Passage provided:
+--

Step 4: Include the theme mixin in your application

  • Now that you've defined the carousel component's theme mixin, you can include this mixin along with the other theme mixins in your application.

    @use '@angular/material' as mat;
    @use './path/to/carousel-theme' as carousel;
    
    @include mat.core();
    
    $my-primary: mat.define-palette(mat.$indigo-palette, 500);
    $my-accent: mat.define-palette(mat.$pink-palette, A200, A100, A400);
    
    $my-theme: mat.define-light-theme((
    color: (
      primary: $my-primary,
      accent: $my-accent,
    ),
    typography: mat.define-typography-config(
        $font-family: serif,
      );
    ));
    
    @include mat.all-component-themes($my-theme);
    @include carousel.theme($my-theme);
    

Customizing Typography

What is typography?

  • Typography is a way of arranging type to make text legible, readable, and appealing when displayed. Angular Material's theming system supports customizing the typography settings for the library's components. Additionally, Angular Material provides APIs for applying typography styles to elements in your own application.

+--

Supplied material:
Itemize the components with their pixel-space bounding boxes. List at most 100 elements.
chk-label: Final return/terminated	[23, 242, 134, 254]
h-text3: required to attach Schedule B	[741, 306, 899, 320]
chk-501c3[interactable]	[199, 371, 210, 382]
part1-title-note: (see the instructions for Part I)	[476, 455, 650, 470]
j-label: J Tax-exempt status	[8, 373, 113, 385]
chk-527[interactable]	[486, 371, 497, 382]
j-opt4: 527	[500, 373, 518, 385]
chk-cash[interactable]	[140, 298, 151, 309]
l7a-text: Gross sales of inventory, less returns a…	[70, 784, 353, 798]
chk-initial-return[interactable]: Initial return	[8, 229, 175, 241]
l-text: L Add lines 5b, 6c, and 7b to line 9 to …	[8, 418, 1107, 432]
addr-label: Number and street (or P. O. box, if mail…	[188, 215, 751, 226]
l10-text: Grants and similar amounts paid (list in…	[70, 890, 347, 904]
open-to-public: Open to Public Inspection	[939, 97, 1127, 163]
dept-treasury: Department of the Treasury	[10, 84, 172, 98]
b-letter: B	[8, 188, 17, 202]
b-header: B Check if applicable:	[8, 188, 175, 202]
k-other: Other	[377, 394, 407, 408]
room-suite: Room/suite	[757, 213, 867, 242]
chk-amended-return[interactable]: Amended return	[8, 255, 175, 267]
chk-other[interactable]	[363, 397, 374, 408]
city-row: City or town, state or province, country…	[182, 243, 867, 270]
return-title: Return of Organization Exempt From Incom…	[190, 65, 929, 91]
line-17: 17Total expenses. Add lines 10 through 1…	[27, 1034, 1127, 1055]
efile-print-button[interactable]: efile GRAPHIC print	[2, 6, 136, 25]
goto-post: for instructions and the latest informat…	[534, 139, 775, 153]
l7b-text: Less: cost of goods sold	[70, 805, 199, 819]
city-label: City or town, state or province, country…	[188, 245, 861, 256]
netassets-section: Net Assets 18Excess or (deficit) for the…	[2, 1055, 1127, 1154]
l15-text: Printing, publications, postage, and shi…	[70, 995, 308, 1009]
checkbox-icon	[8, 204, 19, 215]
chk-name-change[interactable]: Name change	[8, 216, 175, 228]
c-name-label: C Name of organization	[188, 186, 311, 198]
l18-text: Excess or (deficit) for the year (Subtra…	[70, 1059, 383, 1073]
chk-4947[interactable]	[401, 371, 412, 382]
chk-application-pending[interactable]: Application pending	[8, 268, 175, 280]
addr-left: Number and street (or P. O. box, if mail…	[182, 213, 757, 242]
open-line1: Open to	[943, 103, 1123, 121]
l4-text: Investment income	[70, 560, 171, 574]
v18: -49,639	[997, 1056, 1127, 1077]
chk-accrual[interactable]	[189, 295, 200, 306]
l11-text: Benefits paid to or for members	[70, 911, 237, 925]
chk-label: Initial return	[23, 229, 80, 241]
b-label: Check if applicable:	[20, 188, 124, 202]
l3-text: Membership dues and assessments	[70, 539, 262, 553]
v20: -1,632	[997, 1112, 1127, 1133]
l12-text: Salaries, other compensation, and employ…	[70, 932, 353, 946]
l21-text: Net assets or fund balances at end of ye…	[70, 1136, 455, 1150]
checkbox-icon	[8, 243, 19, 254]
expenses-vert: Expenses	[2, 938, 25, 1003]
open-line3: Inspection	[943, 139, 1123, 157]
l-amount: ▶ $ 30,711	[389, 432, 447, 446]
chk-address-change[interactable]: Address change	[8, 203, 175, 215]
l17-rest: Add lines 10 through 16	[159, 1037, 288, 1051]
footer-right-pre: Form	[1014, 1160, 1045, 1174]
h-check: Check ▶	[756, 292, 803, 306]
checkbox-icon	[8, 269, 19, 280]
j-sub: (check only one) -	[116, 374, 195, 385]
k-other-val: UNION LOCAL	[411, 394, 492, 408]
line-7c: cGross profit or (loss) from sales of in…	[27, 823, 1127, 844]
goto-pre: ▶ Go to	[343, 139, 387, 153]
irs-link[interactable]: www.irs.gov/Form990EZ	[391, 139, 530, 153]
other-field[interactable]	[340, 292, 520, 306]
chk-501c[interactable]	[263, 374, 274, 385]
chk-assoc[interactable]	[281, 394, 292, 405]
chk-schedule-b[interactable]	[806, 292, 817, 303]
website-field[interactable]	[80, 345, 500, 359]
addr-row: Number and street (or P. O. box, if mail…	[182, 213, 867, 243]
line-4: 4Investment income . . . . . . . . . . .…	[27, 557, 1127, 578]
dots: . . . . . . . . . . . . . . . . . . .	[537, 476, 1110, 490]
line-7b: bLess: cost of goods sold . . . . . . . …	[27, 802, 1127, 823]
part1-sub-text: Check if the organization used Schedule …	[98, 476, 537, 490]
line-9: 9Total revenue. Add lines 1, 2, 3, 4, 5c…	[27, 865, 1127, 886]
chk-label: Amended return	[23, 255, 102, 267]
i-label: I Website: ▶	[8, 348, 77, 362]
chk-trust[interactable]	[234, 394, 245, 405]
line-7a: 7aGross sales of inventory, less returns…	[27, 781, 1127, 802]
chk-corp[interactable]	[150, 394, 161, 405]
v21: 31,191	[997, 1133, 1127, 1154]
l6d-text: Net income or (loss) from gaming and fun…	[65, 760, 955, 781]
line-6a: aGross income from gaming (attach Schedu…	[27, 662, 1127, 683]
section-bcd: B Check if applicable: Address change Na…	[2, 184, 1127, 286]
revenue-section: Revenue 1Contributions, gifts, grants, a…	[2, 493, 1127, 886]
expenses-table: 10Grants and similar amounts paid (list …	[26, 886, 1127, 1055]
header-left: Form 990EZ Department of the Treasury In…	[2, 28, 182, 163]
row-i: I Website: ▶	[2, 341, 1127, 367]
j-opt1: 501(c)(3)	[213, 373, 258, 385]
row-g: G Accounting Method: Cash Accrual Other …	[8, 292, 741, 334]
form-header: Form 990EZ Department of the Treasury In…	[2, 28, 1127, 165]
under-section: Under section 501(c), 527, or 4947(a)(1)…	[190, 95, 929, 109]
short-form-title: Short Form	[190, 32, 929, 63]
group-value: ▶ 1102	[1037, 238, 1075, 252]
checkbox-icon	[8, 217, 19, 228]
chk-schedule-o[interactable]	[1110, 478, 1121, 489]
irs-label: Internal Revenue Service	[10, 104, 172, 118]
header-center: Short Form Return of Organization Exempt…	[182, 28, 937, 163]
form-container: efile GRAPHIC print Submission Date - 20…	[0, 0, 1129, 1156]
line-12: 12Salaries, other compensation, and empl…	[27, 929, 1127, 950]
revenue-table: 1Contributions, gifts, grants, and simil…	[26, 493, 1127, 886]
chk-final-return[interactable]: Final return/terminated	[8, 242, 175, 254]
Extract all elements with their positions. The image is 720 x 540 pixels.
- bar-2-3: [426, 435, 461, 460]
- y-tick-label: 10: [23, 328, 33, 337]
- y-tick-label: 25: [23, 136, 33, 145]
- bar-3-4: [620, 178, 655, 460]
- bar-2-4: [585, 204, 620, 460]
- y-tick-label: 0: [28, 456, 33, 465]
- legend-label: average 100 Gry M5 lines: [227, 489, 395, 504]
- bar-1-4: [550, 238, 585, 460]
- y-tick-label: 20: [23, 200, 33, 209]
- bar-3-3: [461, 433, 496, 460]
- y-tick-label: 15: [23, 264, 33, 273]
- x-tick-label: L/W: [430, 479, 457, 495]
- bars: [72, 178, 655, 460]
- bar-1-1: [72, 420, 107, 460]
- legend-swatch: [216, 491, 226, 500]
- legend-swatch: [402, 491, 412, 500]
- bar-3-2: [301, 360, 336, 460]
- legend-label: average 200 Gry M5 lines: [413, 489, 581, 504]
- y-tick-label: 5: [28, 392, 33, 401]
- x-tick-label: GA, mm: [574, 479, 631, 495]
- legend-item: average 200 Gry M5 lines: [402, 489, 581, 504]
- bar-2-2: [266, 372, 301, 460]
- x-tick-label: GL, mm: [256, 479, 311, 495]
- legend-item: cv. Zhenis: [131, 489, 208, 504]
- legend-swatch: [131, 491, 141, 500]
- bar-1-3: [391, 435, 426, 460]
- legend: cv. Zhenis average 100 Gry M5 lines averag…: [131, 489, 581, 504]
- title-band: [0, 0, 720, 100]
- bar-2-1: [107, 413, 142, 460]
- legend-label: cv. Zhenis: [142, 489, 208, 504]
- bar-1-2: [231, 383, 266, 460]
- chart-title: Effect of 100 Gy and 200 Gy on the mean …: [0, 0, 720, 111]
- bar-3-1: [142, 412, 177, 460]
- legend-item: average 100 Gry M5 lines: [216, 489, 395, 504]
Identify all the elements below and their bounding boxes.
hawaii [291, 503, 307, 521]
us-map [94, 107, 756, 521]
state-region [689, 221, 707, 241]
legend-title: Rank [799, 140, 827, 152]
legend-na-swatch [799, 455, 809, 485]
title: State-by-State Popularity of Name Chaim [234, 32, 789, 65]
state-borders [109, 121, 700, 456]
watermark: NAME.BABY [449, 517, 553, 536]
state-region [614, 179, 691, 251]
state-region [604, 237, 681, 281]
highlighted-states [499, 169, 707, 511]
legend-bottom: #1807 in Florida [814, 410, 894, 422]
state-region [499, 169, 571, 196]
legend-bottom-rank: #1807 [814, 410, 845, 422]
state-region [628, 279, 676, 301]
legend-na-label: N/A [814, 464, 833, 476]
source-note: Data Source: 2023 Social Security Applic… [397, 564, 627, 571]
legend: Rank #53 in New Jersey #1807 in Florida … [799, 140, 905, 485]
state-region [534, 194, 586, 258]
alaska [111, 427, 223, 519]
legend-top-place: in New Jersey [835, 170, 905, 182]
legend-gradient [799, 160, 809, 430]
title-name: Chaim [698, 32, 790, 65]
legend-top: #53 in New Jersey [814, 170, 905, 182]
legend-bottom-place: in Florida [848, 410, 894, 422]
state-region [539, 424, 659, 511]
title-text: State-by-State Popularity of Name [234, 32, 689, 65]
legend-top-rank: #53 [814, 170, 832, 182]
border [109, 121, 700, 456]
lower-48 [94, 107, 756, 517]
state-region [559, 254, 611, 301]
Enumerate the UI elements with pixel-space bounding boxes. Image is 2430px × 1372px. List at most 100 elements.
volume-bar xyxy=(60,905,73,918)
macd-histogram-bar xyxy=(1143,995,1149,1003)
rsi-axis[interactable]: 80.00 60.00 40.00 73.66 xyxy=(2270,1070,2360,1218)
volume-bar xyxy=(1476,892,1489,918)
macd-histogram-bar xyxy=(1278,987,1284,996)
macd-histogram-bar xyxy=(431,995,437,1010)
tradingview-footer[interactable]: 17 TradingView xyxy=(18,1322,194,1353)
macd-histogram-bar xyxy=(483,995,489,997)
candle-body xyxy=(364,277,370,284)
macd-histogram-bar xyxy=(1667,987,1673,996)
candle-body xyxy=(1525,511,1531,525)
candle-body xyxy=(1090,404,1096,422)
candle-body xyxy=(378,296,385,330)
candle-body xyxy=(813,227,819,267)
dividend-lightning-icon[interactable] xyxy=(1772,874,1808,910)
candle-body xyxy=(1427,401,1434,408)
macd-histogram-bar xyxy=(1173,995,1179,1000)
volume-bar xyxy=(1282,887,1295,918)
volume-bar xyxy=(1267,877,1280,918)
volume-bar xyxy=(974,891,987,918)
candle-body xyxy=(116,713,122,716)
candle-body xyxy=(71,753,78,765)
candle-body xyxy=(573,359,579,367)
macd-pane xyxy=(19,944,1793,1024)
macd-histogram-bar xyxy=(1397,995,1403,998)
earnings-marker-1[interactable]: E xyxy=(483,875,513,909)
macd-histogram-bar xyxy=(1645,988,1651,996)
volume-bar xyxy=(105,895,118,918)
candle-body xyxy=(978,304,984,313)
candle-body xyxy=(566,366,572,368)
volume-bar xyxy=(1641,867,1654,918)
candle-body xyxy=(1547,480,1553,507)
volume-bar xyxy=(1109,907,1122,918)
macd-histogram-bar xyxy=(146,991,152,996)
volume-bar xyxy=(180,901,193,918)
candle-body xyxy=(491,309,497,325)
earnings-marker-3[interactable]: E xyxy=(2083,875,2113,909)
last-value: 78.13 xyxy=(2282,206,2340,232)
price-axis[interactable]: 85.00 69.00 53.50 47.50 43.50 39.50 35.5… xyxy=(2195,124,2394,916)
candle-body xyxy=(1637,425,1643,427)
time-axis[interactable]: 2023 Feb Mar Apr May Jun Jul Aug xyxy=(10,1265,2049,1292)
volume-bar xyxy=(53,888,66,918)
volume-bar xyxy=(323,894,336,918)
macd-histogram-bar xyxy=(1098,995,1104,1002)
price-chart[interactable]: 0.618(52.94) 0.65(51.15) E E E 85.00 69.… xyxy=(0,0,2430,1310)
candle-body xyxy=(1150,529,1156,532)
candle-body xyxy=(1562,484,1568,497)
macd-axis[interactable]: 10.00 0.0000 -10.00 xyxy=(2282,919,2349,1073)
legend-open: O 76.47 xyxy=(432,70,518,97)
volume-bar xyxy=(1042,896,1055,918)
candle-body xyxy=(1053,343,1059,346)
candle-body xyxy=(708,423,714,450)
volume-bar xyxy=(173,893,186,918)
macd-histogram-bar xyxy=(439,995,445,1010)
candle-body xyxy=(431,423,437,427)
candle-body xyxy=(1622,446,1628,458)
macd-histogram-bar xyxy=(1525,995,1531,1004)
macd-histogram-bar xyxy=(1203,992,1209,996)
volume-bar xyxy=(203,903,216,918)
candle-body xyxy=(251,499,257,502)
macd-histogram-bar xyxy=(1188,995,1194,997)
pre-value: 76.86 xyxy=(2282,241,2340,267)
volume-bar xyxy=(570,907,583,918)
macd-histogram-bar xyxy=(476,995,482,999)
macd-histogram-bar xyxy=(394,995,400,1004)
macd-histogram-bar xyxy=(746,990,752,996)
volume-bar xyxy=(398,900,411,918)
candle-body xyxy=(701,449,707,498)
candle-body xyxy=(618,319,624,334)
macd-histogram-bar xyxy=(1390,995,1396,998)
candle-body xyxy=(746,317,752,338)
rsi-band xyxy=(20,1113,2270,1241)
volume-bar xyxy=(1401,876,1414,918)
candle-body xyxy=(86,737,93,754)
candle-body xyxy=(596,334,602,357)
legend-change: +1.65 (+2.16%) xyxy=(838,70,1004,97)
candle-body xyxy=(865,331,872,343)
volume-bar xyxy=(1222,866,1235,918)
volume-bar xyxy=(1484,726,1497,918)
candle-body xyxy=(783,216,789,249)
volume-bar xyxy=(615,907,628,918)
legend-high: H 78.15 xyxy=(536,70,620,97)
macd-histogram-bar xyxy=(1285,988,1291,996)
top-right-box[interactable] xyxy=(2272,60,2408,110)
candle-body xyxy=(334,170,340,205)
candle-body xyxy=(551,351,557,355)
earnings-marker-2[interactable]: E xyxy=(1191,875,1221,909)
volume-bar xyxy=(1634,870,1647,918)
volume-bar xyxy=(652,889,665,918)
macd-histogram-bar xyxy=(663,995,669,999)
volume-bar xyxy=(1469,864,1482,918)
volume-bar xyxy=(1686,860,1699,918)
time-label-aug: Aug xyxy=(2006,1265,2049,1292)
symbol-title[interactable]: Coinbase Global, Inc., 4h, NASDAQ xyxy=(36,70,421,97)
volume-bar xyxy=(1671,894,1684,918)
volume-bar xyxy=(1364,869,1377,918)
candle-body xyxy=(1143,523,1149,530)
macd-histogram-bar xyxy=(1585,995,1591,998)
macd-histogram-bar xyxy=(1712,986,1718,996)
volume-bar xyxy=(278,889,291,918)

+--

What you will do:
**A)** Copy the part of the Angular Material theming text starting at "Customizing Typography" and ending at "your own application.", word for word.
**B)** Write out the entries word for word, starting at their first line and ending at the line that contains "268, 175, 280]".
The entries have no connection to the Angular Material theming text.

Solution set:
**A)**
Customizing Typography

What is typography?

  • Typography is a way of arranging type to make text legible, readable, and appealing when displayed. Angular Material's theming system supports customizing the typography settings for the library's components. Additionally, Angular Material provides APIs for applying typography styles to elements in your own application.

**B)**
Itemize the components with their pixel-space bounding boxes. List at most 100 elements.
chk-label: Final return/terminated	[23, 242, 134, 254]
h-text3: required to attach Schedule B	[741, 306, 899, 320]
chk-501c3[interactable]	[199, 371, 210, 382]
part1-title-note: (see the instructions for Part I)	[476, 455, 650, 470]
j-label: J Tax-exempt status	[8, 373, 113, 385]
chk-527[interactable]	[486, 371, 497, 382]
j-opt4: 527	[500, 373, 518, 385]
chk-cash[interactable]	[140, 298, 151, 309]
l7a-text: Gross sales of inventory, less returns a…	[70, 784, 353, 798]
chk-initial-return[interactable]: Initial return	[8, 229, 175, 241]
l-text: L Add lines 5b, 6c, and 7b to line 9 to …	[8, 418, 1107, 432]
addr-label: Number and street (or P. O. box, if mail…	[188, 215, 751, 226]
l10-text: Grants and similar amounts paid (list in…	[70, 890, 347, 904]
open-to-public: Open to Public Inspection	[939, 97, 1127, 163]
dept-treasury: Department of the Treasury	[10, 84, 172, 98]
b-letter: B	[8, 188, 17, 202]
b-header: B Check if applicable:	[8, 188, 175, 202]
k-other: Other	[377, 394, 407, 408]
room-suite: Room/suite	[757, 213, 867, 242]
chk-amended-return[interactable]: Amended return	[8, 255, 175, 267]
chk-other[interactable]	[363, 397, 374, 408]
city-row: City or town, state or province, country…	[182, 243, 867, 270]
return-title: Return of Organization Exempt From Incom…	[190, 65, 929, 91]
line-17: 17Total expenses. Add lines 10 through 1…	[27, 1034, 1127, 1055]
efile-print-button[interactable]: efile GRAPHIC print	[2, 6, 136, 25]
goto-post: for instructions and the latest informat…	[534, 139, 775, 153]
l7b-text: Less: cost of goods sold	[70, 805, 199, 819]
city-label: City or town, state or province, country…	[188, 245, 861, 256]
netassets-section: Net Assets 18Excess or (deficit) for the…	[2, 1055, 1127, 1154]
l15-text: Printing, publications, postage, and shi…	[70, 995, 308, 1009]
checkbox-icon	[8, 204, 19, 215]
chk-name-change[interactable]: Name change	[8, 216, 175, 228]
c-name-label: C Name of organization	[188, 186, 311, 198]
l18-text: Excess or (deficit) for the year (Subtra…	[70, 1059, 383, 1073]
chk-4947[interactable]	[401, 371, 412, 382]
chk-application-pending[interactable]: Application pending	[8, 268, 175, 280]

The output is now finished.